* [DIRECTIONS FOR THIS TASK]: Read the material below and count the lines holding the string "Convert". Give that count with nothing added.

* [DATA SECTION]:
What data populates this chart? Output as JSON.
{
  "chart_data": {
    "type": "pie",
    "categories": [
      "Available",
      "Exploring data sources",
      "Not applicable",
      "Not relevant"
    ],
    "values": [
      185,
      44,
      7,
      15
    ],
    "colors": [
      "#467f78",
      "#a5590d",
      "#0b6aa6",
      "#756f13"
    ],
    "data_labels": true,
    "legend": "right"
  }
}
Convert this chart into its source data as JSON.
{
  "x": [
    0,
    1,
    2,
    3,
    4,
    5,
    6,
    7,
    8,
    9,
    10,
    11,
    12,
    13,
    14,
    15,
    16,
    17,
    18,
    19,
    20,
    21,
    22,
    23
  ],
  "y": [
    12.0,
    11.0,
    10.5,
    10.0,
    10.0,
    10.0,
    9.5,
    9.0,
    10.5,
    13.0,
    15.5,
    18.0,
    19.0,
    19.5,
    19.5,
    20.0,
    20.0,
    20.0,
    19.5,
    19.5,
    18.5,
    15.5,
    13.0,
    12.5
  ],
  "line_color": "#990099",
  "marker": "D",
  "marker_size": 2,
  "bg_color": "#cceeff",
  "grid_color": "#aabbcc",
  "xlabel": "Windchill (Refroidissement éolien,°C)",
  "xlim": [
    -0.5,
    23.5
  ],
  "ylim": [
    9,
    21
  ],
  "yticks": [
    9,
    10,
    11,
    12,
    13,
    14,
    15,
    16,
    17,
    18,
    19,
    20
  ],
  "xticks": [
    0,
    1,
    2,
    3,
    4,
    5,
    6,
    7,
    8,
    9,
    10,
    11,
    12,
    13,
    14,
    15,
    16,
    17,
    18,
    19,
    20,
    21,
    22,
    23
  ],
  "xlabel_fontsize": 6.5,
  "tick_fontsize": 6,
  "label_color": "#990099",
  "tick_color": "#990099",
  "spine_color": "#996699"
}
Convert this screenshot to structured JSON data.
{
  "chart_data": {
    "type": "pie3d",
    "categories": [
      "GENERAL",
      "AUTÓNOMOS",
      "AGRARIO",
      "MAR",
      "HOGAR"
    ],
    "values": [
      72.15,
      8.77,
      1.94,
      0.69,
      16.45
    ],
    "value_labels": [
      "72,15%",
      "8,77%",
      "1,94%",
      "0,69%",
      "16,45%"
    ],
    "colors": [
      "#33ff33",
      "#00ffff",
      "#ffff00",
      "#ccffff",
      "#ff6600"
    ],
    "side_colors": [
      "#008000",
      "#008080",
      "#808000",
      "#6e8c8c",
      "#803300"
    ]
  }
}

* [REPLY]: 2